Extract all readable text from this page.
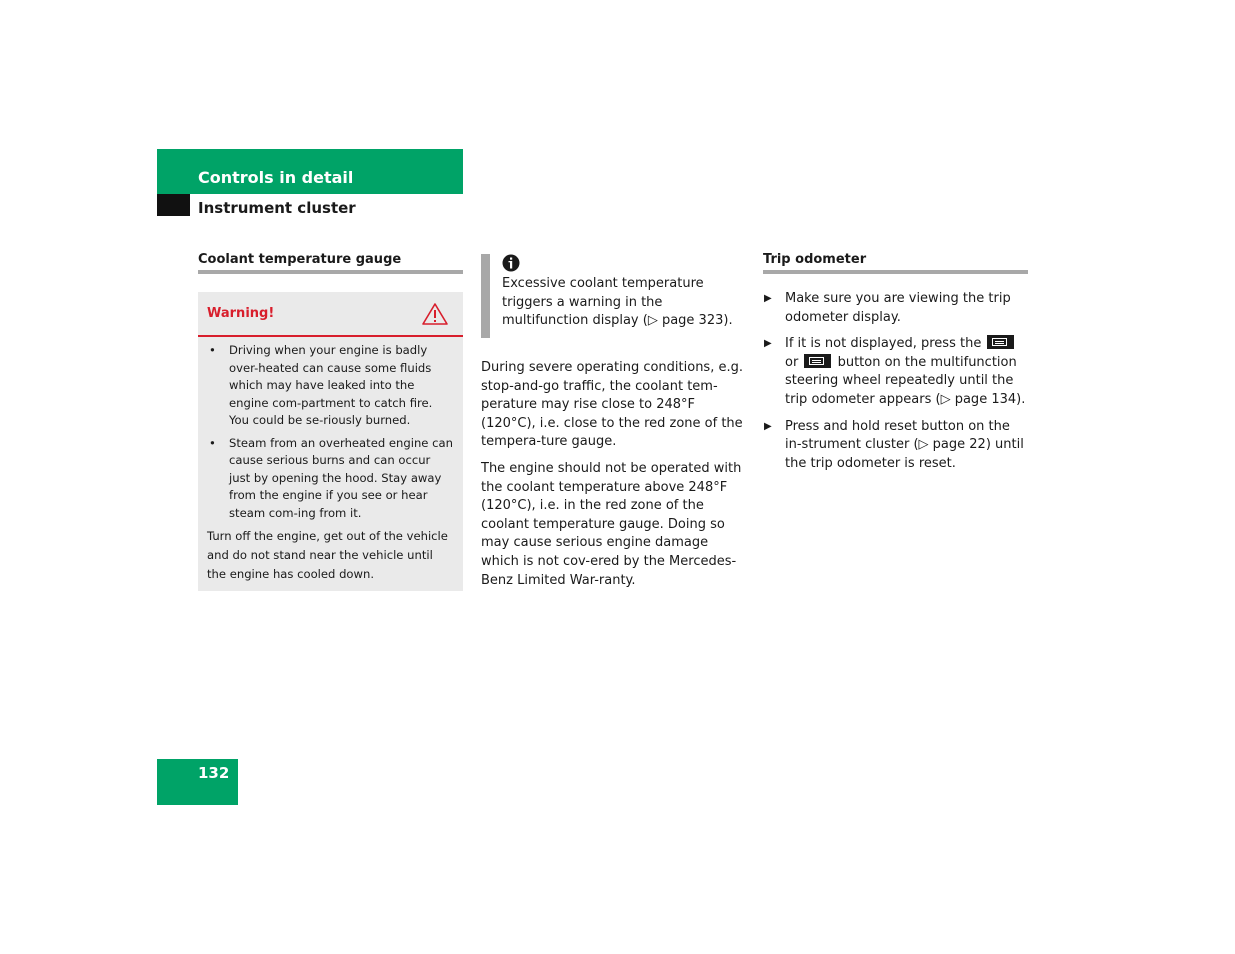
Controls in detail
Instrument cluster
Coolant temperature gauge
Warning!
• Driving when your engine is badly over-heated can cause some fluids which may have leaked into the engine com-partment to catch fire. You could be se-riously burned.
• Steam from an overheated engine can cause serious burns and can occur just by opening the hood. Stay away from the engine if you see or hear steam com-ing from it.
Turn off the engine, get out of the vehicle and do not stand near the vehicle until the engine has cooled down.
Excessive coolant temperature triggers a warning in the multifunction display (▷ page 323).

During severe operating conditions, e.g. stop-and-go traffic, the coolant tem-perature may rise close to 248°F (120°C), i.e. close to the red zone of the tempera-ture gauge.

The engine should not be operated with the coolant temperature above 248°F (120°C), i.e. in the red zone of the coolant temperature gauge. Doing so may cause serious engine damage which is not cov-ered by the Mercedes-Benz Limited War-ranty.

Trip odometer
▶ Make sure you are viewing the trip odometer display.
▶ If it is not displayed, press the  or	button on the multifunction steering wheel repeatedly until the trip odometer appears (▷ page 134).
▶ Press and hold reset button on the in-strument cluster (▷ page 22) until the trip odometer is reset.
132
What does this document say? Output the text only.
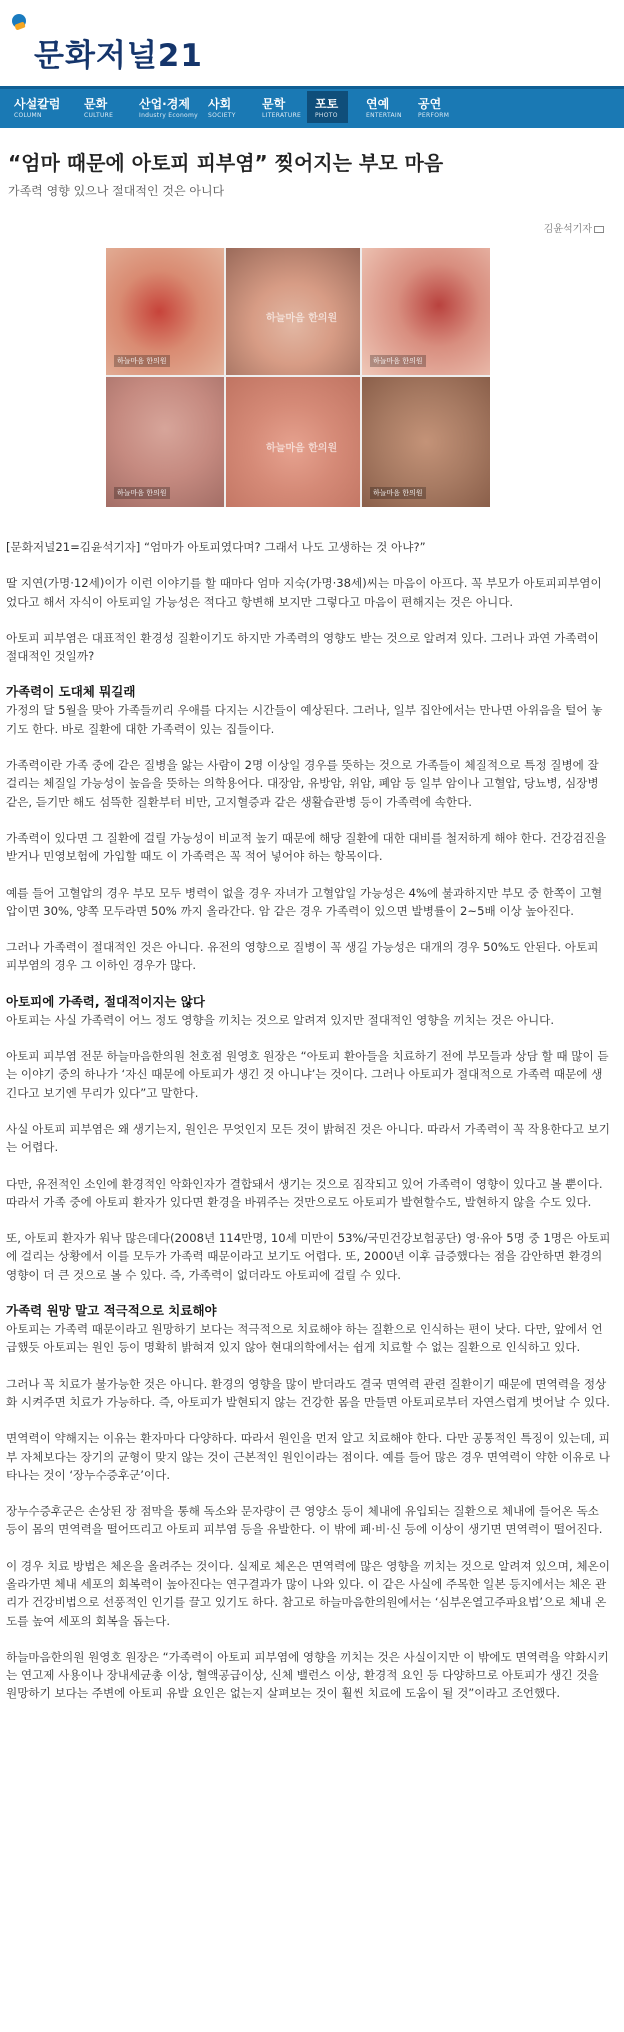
문화저널21
사설칼럼
COLUMN
문화
CULTURE
산업·경제
Industry Economy
사회
SOCIETY
문학
LITERATURE
포토
PHOTO
연예
ENTERTAIN
공연
PERFORM
“엄마 때문에 아토피 피부염” 찢어지는 부모 마음
가족력 영향 있으나 절대적인 것은 아니다
김윤석기자
하늘마음 한의원
하늘마음 한의원
하늘마음 한의원
하늘마음 한의원
하늘마음 한의원
하늘마음 한의원

[문화저널21=김윤석기자] “엄마가 아토피였다며? 그래서 나도 고생하는 것 아냐?”

딸 지연(가명·12세)이가 이런 이야기를 할 때마다 엄마 지숙(가명·38세)씨는 마음이 아프다. 꼭 부모가 아토피피부염이었다고 해서 자식이 아토피일 가능성은 적다고 항변해 보지만 그렇다고 마음이 편해지는 것은 아니다.

아토피 피부염은 대표적인 환경성 질환이기도 하지만 가족력의 영향도 받는 것으로 알려져 있다. 그러나 과연 가족력이 절대적인 것일까?

가족력이 도대체 뭐길래

가정의 달 5월을 맞아 가족들끼리 우애를 다지는 시간들이 예상된다. 그러나, 일부 집안에서는 만나면 아위음을 털어 놓기도 한다. 바로 질환에 대한 가족력이 있는 집들이다.

가족력이란 가족 중에 같은 질병을 앓는 사람이 2명 이상일 경우를 뜻하는 것으로 가족들이 체질적으로 특정 질병에 잘 걸리는 체질일 가능성이 높음을 뜻하는 의학용어다. 대장암, 유방암, 위암, 폐암 등 일부 암이나 고혈압, 당뇨병, 심장병 같은, 듣기만 해도 섬뜩한 질환부터 비만, 고지혈증과 같은 생활습관병 등이 가족력에 속한다.

가족력이 있다면 그 질환에 걸릴 가능성이 비교적 높기 때문에 해당 질환에 대한 대비를 철저하게 해야 한다. 건강검진을 받거나 민영보험에 가입할 때도 이 가족력은 꼭 적어 넣어야 하는 항목이다.

예를 들어 고혈압의 경우 부모 모두 병력이 없을 경우 자녀가 고혈압일 가능성은 4%에 불과하지만 부모 중 한쪽이 고혈압이면 30%, 양쪽 모두라면 50% 까지 올라간다. 암 같은 경우 가족력이 있으면 발병률이 2~5배 이상 높아진다.

그러나 가족력이 절대적인 것은 아니다. 유전의 영향으로 질병이 꼭 생길 가능성은 대개의 경우 50%도 안된다. 아토피 피부염의 경우 그 이하인 경우가 많다.

아토피에 가족력, 절대적이지는 않다

아토피는 사실 가족력이 어느 정도 영향을 끼치는 것으로 알려져 있지만 절대적인 영향을 끼치는 것은 아니다.

아토피 피부염 전문 하늘마음한의원 천호점 원영호 원장은 “아토피 환아들을 치료하기 전에 부모들과 상담 할 때 많이 듣는 이야기 중의 하나가 ‘자신 때문에 아토피가 생긴 것 아니냐’는 것이다. 그러나 아토피가 절대적으로 가족력 때문에 생긴다고 보기엔 무리가 있다”고 말한다.

사실 아토피 피부염은 왜 생기는지, 원인은 무엇인지 모든 것이 밝혀진 것은 아니다. 따라서 가족력이 꼭 작용한다고 보기는 어렵다.

다만, 유전적인 소인에 환경적인 악화인자가 결합돼서 생기는 것으로 짐작되고 있어 가족력이 영향이 있다고 볼 뿐이다. 따라서 가족 중에 아토피 환자가 있다면 환경을 바꿔주는 것만으로도 아토피가 발현할수도, 발현하지 않을 수도 있다.

또, 아토피 환자가 워낙 많은데다(2008년 114만명, 10세 미만이 53%/국민건강보험공단) 영·유아 5명 중 1명은 아토피에 걸리는 상황에서 이를 모두가 가족력 때문이라고 보기도 어렵다. 또, 2000년 이후 급증했다는 점을 감안하면 환경의 영향이 더 큰 것으로 볼 수 있다. 즉, 가족력이 없더라도 아토피에 걸릴 수 있다.

가족력 원망 말고 적극적으로 치료해야

아토피는 가족력 때문이라고 원망하기 보다는 적극적으로 치료해야 하는 질환으로 인식하는 편이 낫다. 다만, 앞에서 언급했듯 아토피는 원인 등이 명확히 밝혀져 있지 않아 현대의학에서는 쉽게 치료할 수 없는 질환으로 인식하고 있다.

그러나 꼭 치료가 불가능한 것은 아니다. 환경의 영향을 많이 받더라도 결국 면역력 관련 질환이기 때문에 면역력을 정상화 시켜주면 치료가 가능하다. 즉, 아토피가 발현되지 않는 건강한 몸을 만들면 아토피로부터 자연스럽게 벗어날 수 있다.

면역력이 약해지는 이유는 환자마다 다양하다. 따라서 원인을 먼저 알고 치료해야 한다. 다만 공통적인 특징이 있는데, 피부 자체보다는 장기의 균형이 맞지 않는 것이 근본적인 원인이라는 점이다. 예를 들어 많은 경우 면역력이 약한 이유로 나타나는 것이 ‘장누수증후군’이다.

장누수증후군은 손상된 장 점막을 통해 독소와 문자량이 큰 영양소 등이 체내에 유입되는 질환으로 체내에 들어온 독소 등이 몸의 면역력을 떨어뜨리고 아토피 피부염 등을 유발한다. 이 밖에 폐·비·신 등에 이상이 생기면 면역력이 떨어진다.

이 경우 치료 방법은 체온을 올려주는 것이다. 실제로 체온은 면역력에 많은 영향을 끼치는 것으로 알려져 있으며, 체온이 올라가면 체내 세포의 회복력이 높아진다는 연구결과가 많이 나와 있다. 이 같은 사실에 주목한 일본 등지에서는 체온 관리가 건강비법으로 선풍적인 인기를 끌고 있기도 하다. 참고로 하늘마음한의원에서는 ‘심부온열고주파요법’으로 체내 온도를 높여 세포의 회복을 돕는다.

하늘마음한의원 원영호 원장은 “가족력이 아토피 피부염에 영향을 끼치는 것은 사실이지만 이 밖에도 면역력을 약화시키는 연고제 사용이나 장내세균총 이상, 혈액공급이상, 신체 밸런스 이상, 환경적 요인 등 다양하므로 아토피가 생긴 것을 원망하기 보다는 주변에 아토피 유발 요인은 없는지 살펴보는 것이 훨씬 치료에 도움이 될 것”이라고 조언했다.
——————————
Exercise description: Lines holding the word "적극적으로" should be counted across the entries; state only how many there are.

Reply: 2